• TASK DETAILS: Each line that holds the string "field" counts once. Say how many such lines the entries have, giving the number only.

(Source data)
▼▼▼
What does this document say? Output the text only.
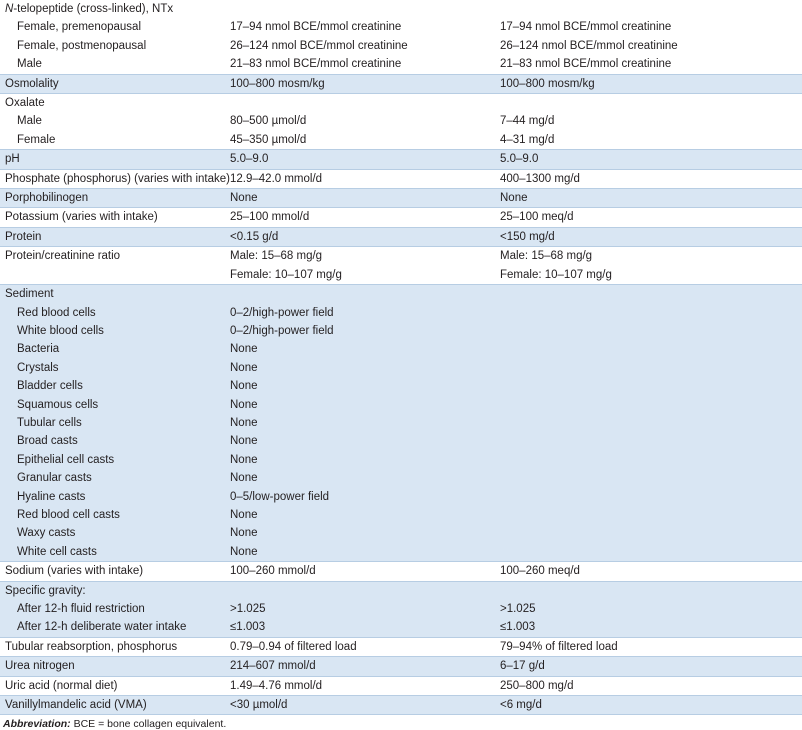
N-telopeptide (cross-linked), NTx		
Female, premenopausal	17–94 nmol BCE/mmol creatinine	17–94 nmol BCE/mmol creatinine
Female, postmenopausal	26–124 nmol BCE/mmol creatinine	26–124 nmol BCE/mmol creatinine
Male	21–83 nmol BCE/mmol creatinine	21–83 nmol BCE/mmol creatinine
Osmolality	100–800 mosm/kg	100–800 mosm/kg
Oxalate		
Male	80–500 µmol/d	7–44 mg/d
Female	45–350 µmol/d	4–31 mg/d
pH	5.0–9.0	5.0–9.0
Phosphate (phosphorus) (varies with intake)	12.9–42.0 mmol/d	400–1300 mg/d
Porphobilinogen	None	None
Potassium (varies with intake)	25–100 mmol/d	25–100 meq/d
Protein	<0.15 g/d	<150 mg/d
Protein/creatinine ratio	Male: 15–68 mg/g	Male: 15–68 mg/g
	Female: 10–107 mg/g	Female: 10–107 mg/g
Sediment		
Red blood cells	0–2/high-power field	
White blood cells	0–2/high-power field	
Bacteria	None	
Crystals	None	
Bladder cells	None	
Squamous cells	None	
Tubular cells	None	
Broad casts	None	
Epithelial cell casts	None	
Granular casts	None	
Hyaline casts	0–5/low-power field	
Red blood cell casts	None	
Waxy casts	None	
White cell casts	None	
Sodium (varies with intake)	100–260 mmol/d	100–260 meq/d
Specific gravity:		
After 12-h fluid restriction	>1.025	>1.025
After 12-h deliberate water intake	≤1.003	≤1.003
Tubular reabsorption, phosphorus	0.79–0.94 of filtered load	79–94% of filtered load
Urea nitrogen	214–607 mmol/d	6–17 g/d
Uric acid (normal diet)	1.49–4.76 mmol/d	250–800 mg/d
Vanillylmandelic acid (VMA)	<30 µmol/d	<6 mg/d
Abbreviation: BCE = bone collagen equivalent.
▲▲▲
• THE ANSWER: 3